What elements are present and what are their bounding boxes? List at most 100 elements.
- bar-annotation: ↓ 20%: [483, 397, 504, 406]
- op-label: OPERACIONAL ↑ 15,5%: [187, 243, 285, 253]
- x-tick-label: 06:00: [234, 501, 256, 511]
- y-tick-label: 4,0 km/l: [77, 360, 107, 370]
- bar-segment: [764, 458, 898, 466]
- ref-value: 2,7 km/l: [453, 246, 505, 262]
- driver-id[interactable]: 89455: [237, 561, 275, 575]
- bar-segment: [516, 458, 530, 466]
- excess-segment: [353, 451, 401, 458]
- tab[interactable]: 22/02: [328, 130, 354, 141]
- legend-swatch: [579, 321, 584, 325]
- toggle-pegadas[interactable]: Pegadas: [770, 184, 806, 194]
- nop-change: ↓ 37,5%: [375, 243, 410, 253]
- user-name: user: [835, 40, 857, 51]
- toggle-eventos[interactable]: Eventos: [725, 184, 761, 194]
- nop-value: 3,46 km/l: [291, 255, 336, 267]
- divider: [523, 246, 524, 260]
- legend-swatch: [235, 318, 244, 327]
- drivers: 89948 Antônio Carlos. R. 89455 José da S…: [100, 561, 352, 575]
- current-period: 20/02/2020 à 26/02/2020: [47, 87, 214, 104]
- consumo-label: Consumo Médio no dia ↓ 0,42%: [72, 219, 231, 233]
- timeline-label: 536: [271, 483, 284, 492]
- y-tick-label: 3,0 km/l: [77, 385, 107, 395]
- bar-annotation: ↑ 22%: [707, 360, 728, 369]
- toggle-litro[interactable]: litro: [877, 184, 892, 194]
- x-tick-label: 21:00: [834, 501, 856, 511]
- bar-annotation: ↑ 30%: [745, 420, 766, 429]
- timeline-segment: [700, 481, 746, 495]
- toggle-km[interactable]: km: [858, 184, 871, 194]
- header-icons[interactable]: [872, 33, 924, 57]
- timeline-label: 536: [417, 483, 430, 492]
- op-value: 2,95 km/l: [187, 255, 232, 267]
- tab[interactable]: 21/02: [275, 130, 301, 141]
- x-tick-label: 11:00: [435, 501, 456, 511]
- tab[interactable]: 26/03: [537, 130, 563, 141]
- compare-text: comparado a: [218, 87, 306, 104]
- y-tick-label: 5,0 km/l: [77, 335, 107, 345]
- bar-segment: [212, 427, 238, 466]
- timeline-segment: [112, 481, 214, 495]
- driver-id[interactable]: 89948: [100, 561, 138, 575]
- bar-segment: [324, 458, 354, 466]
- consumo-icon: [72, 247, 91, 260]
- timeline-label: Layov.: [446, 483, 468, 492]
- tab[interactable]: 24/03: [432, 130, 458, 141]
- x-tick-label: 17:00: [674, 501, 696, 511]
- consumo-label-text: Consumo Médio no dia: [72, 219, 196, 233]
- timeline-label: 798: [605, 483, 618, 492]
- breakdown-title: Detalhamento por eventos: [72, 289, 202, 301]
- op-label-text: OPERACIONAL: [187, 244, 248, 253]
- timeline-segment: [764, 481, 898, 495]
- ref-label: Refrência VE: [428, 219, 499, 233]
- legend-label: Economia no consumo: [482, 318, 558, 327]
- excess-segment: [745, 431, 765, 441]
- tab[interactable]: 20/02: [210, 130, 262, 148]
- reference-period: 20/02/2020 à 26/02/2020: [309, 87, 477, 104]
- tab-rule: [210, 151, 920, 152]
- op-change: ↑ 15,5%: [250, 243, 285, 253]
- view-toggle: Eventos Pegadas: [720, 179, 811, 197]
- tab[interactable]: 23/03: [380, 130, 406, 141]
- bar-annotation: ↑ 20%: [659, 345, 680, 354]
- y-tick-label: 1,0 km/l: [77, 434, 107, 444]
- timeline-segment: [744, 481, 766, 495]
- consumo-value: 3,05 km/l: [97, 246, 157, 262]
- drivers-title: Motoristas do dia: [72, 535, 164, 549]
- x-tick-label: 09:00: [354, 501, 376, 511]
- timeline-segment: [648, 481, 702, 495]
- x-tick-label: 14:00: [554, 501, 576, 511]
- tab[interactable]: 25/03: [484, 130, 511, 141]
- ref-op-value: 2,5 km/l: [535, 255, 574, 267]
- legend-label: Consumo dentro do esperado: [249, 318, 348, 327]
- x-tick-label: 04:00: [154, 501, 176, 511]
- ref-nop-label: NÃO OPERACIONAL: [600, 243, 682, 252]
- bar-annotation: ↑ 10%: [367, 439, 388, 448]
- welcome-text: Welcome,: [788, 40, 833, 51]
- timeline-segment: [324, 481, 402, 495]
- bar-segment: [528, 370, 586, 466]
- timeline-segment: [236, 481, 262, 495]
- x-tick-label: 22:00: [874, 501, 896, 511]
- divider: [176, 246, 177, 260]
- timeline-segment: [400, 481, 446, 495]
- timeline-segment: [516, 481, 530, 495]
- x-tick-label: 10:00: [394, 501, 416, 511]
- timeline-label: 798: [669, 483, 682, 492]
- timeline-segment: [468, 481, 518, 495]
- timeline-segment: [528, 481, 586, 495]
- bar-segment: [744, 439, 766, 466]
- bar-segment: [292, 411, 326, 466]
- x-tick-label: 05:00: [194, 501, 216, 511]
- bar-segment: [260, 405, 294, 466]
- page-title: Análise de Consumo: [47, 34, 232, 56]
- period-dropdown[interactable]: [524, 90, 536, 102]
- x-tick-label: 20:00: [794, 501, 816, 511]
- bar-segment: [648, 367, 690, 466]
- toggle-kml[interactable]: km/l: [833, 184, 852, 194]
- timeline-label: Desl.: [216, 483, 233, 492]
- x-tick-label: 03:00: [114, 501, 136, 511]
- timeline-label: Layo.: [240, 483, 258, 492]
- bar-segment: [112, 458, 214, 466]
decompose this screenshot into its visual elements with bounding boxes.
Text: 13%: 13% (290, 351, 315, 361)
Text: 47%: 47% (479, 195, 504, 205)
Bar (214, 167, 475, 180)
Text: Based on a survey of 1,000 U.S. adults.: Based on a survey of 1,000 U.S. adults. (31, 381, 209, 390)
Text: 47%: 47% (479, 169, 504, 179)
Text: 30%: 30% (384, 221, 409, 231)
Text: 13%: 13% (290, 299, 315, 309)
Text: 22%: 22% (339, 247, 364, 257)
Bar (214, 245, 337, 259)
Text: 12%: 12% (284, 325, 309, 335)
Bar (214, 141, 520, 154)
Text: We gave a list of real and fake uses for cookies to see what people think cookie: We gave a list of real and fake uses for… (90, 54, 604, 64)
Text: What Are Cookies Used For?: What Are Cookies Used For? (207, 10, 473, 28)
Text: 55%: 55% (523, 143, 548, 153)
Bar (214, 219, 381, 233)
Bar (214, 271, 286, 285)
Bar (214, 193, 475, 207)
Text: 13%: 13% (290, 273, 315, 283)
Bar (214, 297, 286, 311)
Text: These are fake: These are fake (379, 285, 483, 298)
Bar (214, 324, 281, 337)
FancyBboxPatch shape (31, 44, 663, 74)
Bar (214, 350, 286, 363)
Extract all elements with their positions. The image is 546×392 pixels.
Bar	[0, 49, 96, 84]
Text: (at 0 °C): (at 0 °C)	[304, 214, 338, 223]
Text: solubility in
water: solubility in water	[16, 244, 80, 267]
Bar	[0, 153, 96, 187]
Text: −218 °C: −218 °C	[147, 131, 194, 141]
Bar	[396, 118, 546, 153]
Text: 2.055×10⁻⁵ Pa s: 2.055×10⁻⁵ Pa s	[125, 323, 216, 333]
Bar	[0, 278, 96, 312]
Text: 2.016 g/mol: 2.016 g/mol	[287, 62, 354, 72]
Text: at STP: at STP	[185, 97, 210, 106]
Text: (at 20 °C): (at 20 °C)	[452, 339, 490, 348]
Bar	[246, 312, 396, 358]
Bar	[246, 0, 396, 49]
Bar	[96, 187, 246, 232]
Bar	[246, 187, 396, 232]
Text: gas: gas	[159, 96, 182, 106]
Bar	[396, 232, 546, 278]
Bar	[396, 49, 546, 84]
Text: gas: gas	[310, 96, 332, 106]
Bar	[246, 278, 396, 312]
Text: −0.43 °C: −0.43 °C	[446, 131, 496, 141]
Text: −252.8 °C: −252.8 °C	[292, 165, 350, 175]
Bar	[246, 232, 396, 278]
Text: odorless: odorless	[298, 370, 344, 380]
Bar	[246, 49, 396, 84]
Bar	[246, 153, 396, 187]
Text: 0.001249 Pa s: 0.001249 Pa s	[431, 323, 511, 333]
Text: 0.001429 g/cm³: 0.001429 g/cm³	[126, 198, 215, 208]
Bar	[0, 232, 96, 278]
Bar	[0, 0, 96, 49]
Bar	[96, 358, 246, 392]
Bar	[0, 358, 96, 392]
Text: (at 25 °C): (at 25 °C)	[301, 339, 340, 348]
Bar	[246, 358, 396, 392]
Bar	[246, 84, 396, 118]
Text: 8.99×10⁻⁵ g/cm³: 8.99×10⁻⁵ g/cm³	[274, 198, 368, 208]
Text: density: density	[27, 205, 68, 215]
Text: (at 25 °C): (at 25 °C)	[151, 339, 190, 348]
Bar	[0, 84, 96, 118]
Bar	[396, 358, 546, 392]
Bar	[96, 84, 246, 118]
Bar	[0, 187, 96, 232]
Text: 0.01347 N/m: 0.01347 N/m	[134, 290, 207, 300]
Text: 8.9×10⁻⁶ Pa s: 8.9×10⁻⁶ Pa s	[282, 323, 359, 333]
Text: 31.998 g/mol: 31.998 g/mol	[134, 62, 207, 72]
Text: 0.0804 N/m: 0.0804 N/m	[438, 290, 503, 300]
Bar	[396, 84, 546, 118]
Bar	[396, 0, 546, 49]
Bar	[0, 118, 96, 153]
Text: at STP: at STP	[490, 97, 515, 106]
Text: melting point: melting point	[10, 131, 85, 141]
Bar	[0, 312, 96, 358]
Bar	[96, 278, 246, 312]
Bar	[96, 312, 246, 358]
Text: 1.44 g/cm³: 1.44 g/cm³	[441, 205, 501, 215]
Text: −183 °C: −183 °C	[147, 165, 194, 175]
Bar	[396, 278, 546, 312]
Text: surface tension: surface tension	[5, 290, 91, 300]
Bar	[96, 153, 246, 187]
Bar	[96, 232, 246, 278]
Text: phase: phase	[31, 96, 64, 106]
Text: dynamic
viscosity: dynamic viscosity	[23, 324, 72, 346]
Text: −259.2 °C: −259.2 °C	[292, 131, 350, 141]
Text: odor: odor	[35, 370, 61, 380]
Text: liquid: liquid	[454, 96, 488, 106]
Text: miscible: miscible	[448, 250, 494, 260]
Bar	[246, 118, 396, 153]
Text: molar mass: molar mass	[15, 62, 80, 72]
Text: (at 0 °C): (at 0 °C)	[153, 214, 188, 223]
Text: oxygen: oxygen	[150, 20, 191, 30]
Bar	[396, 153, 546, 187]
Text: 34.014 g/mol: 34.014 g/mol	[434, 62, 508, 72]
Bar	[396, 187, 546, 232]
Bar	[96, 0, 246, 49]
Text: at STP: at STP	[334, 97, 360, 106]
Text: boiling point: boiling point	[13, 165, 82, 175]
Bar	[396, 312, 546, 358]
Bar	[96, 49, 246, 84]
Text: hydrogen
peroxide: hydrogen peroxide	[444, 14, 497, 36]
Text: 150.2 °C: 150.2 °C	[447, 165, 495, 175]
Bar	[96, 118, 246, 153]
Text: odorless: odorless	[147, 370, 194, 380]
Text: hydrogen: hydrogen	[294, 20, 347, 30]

- Request -
Copy out the entries verbatim, from their first line down through the line containing "- driver-id[interactable]: 89455: [237, 561, 275, 575]", including both of those lines.

- Written answer -
What elements are present and what are their bounding boxes? List at most 100 elements.
- bar-annotation: ↓ 20%: [483, 397, 504, 406]
- op-label: OPERACIONAL ↑ 15,5%: [187, 243, 285, 253]
- x-tick-label: 06:00: [234, 501, 256, 511]
- y-tick-label: 4,0 km/l: [77, 360, 107, 370]
- bar-segment: [764, 458, 898, 466]
- ref-value: 2,7 km/l: [453, 246, 505, 262]
- driver-id[interactable]: 89455: [237, 561, 275, 575]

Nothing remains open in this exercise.